=== Begin Enclosure ===
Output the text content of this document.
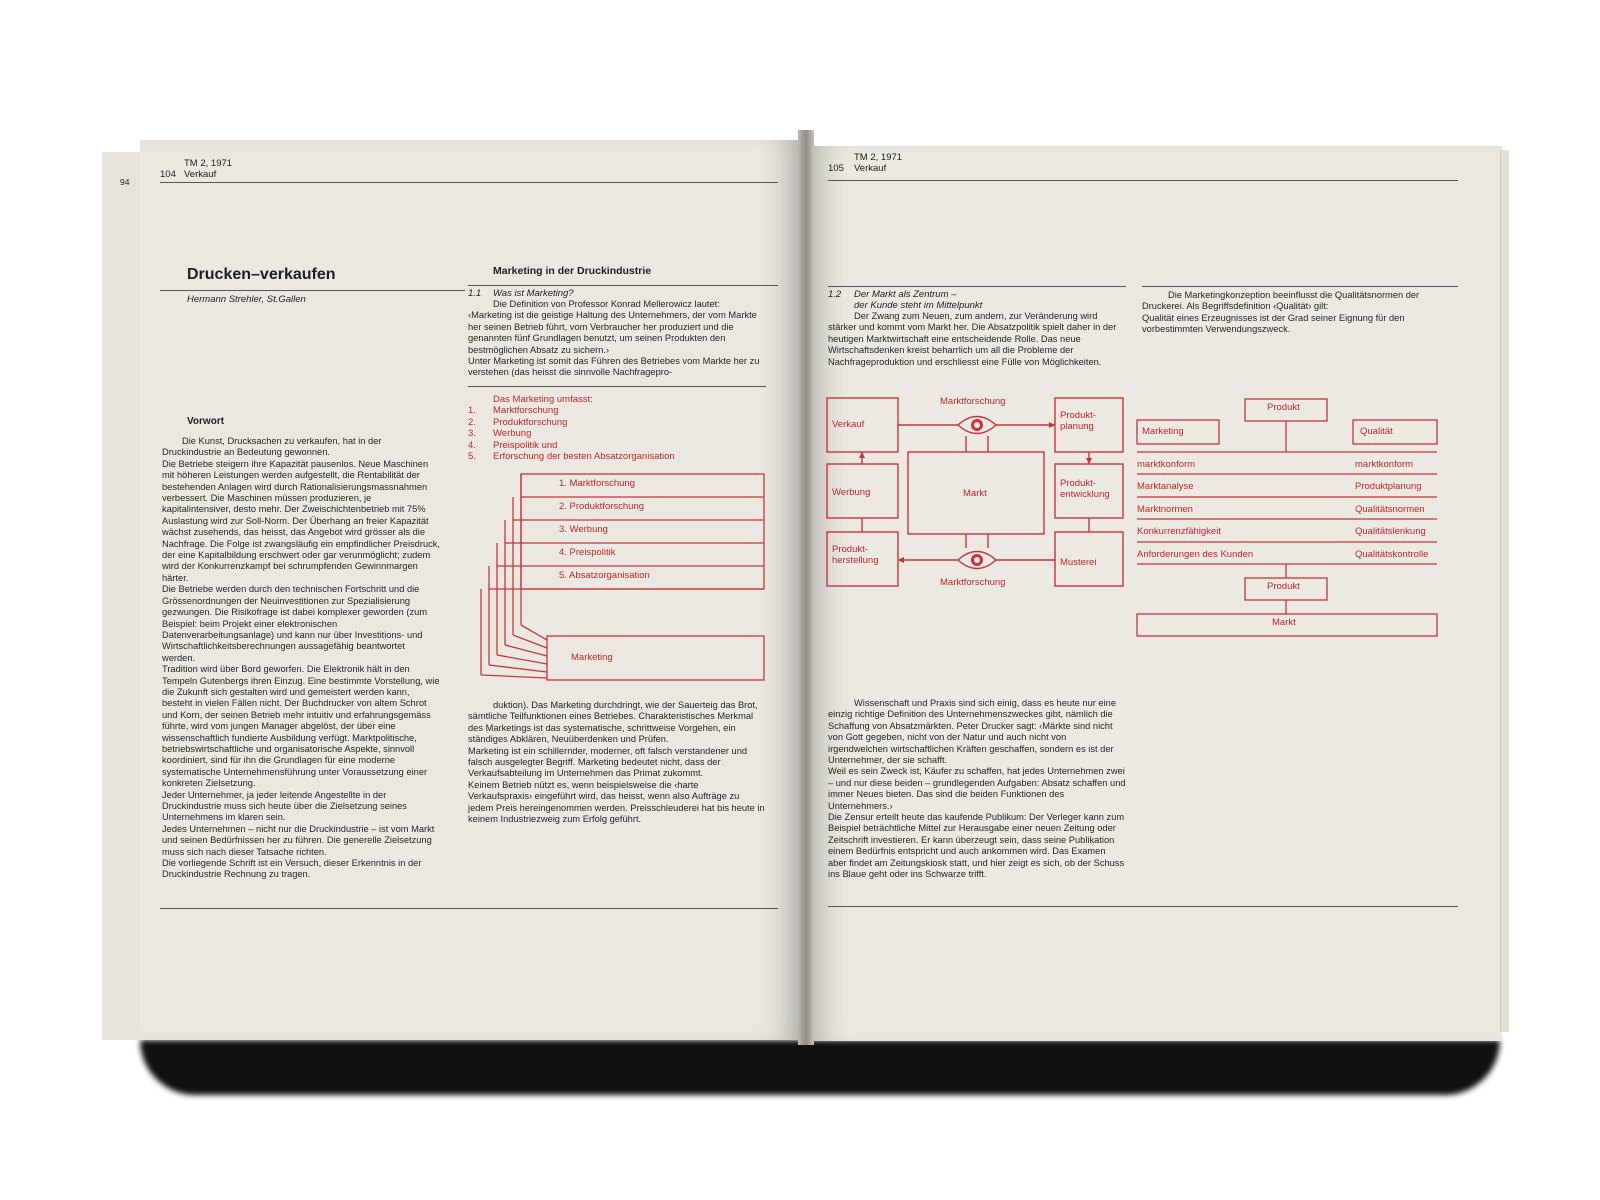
94
TM 2, 1971
104 Verkauf
Drucken–verkaufen
Hermann Strehler, St.Gallen
Vorwort
Die Kunst, Drucksachen zu verkaufen, hat in der Druckindustrie an Bedeutung gewonnen.
Die Betriebe steigern ihre Kapazität pausenlos. Neue Maschinen mit höheren Leistungen werden aufgestellt, die Rentabilität der bestehenden Anlagen wird durch Rationalisierungsmassnahmen verbessert. Die Maschinen müssen produzieren, je kapitalintensiver, desto mehr. Der Zweischichtenbetrieb mit 75% Auslastung wird zur Soll-Norm. Der Überhang an freier Kapazität wächst zusehends, das heisst, das Angebot wird grösser als die Nachfrage. Die Folge ist zwangsläufig ein empfindlicher Preisdruck, der eine Kapitalbildung erschwert oder gar verunmöglicht; zudem wird der Konkurrenzkampf bei schrumpfenden Gewinnmargen härter.
Die Betriebe werden durch den technischen Fortschritt und die Grössenordnungen der Neuinvestitionen zur Spezialisierung gezwungen. Die Risikofrage ist dabei komplexer geworden (zum Beispiel: beim Projekt einer elektronischen Datenverarbeitungsanlage) und kann nur über Investitions- und Wirtschaftlichkeitsberechnungen aussagefähig beantwortet werden.
Tradition wird über Bord geworfen. Die Elektronik hält in den Tempeln Gutenbergs ihren Einzug. Eine bestimmte Vorstellung, wie die Zukunft sich gestalten wird und gemeistert werden kann, besteht in vielen Fällen nicht. Der Buchdrucker von altem Schrot und Korn, der seinen Betrieb mehr intuitiv und erfahrungsgemäss führte, wird vom jungen Manager abgelöst, der über eine wissenschaftlich fundierte Ausbildung verfügt. Marktpolitische, betriebswirtschaftliche und organisatorische Aspekte, sinnvoll koordiniert, sind für ihn die Grundlagen für eine moderne systematische Unternehmensführung unter Voraussetzung einer konkreten Zielsetzung.
Jeder Unternehmer, ja jeder leitende Angestellte in der Druckindustrie muss sich heute über die Zielsetzung seines Unternehmens im klaren sein.
Jedes Unternehmen – nicht nur die Druckindustrie – ist vom Markt und seinen Bedürfnissen her zu führen. Die generelle Zielsetzung muss sich nach dieser Tatsache richten.
Die vorliegende Schrift ist ein Versuch, dieser Erkenntnis in der Druckindustrie Rechnung zu tragen.
Marketing in der Druckindustrie
1.1 Was ist Marketing?
Die Definition von Professor Konrad Mellerowicz lautet: ‹Marketing ist die geistige Haltung des Unternehmers, der vom Markte her seinen Betrieb führt, vom Verbraucher her produziert und die genannten fünf Grundlagen benutzt, um seinen Produkten den bestmöglichen Absatz zu sichern.›
Unter Marketing ist somit das Führen des Betriebes vom Markte her zu verstehen (das heisst die sinnvolle Nachfragepro-
Das Marketing umfasst:
1. Marktforschung
2. Produktforschung
3. Werbung
4. Preispolitik und
5. Erforschung der besten Absatzorganisation
1. Marktforschung
2. Produktforschung
3. Werbung
4. Preispolitik
5. Absatzorganisation
Marketing
duktion). Das Marketing durchdringt, wie der Sauerteig das Brot, sämtliche Teilfunktionen eines Betriebes. Charakteristisches Merkmal des Marketings ist das systematische, schrittweise Vorgehen, ein ständiges Abklären, Neuüberdenken und Prüfen.
Marketing ist ein schillernder, moderner, oft falsch verstandener und falsch ausgelegter Begriff. Marketing bedeutet nicht, dass der Verkaufsabteilung im Unternehmen das Primat zukommt.
Keinem Betrieb nützt es, wenn beispielsweise die ‹harte Verkaufspraxis› eingeführt wird, das heisst, wenn also Aufträge zu jedem Preis hereingenommen werden. Preisschleuderei hat bis heute in keinem Industriezweig zum Erfolg geführt.
TM 2, 1971
105 Verkauf
1.2 Der Markt als Zentrum –
der Kunde steht im Mittelpunkt
Der Zwang zum Neuen, zum andern, zur Veränderung wird stärker und kommt vom Markt her. Die Absatzpolitik spielt daher in der heutigen Marktwirtschaft eine entscheidende Rolle. Das neue Wirtschaftsdenken kreist beharrlich um all die Probleme der Nachfrageproduktion und erschliesst eine Fülle von Möglichkeiten.
Die Marketingkonzeption beeinflusst die Qualitätsnormen der Druckerei. Als Begriffsdefinition ‹Qualität› gilt:
Qualität eines Erzeugnisses ist der Grad seiner Eignung für den vorbestimmten Verwendungszweck.
Verkauf
Marktforschung
Produkt-
planung
Werbung	Markt
Produkt-
entwicklung
Produkt-
herstellung
Marktforschung
Musterei
Produkt
Marketing	Qualität
marktkonform	marktkonform
Marktanalyse	Produktplanung
Marktnormen	Qualitätsnormen
Konkurrenzfähigkeit	Qualitätslenkung
Anforderungen des Kunden	Qualitätskontrolle
Produkt
Markt
Wissenschaft und Praxis sind sich einig, dass es heute nur eine einzig richtige Definition des Unternehmenszweckes gibt, nämlich die Schaffung von Absatzmärkten. Peter Drucker sagt: ‹Märkte sind nicht von Gott gegeben, nicht von der Natur und auch nicht von irgendwelchen wirtschaftlichen Kräften geschaffen, sondern es ist der Unternehmer, der sie schafft.
Weil es sein Zweck ist, Käufer zu schaffen, hat jedes Unternehmen zwei – und nur diese beiden – grundlegenden Aufgaben: Absatz schaffen und immer Neues bieten. Das sind die beiden Funktionen des Unternehmers.›
Die Zensur erteilt heute das kaufende Publikum: Der Verleger kann zum Beispiel beträchtliche Mittel zur Herausgabe einer neuen Zeitung oder Zeitschrift investieren. Er kann überzeugt sein, dass seine Publikation einem Bedürfnis entspricht und auch ankommen wird. Das Examen aber findet am Zeitungskiosk statt, und hier zeigt es sich, ob der Schuss ins Blaue geht oder ins Schwarze trifft.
=== End Enclosure ===
> _WHAT TO PRODUCE_:
From the records above, show each line that contains the word "Betriebes".

> _TASK RESPONSE_:
Unter Marketing ist somit das Führen des Betriebes vom Markte her zu verstehen (das heisst die sinnvolle Nachfragepro-
duktion). Das Marketing durchdringt, wie der Sauerteig das Brot, sämtliche Teilfunktionen eines Betriebes. Charakteristisches Merkmal des Marketings ist das systematische, schrittweise Vorgehen, ein ständiges Abklären, Neuüberdenken und Prüfen.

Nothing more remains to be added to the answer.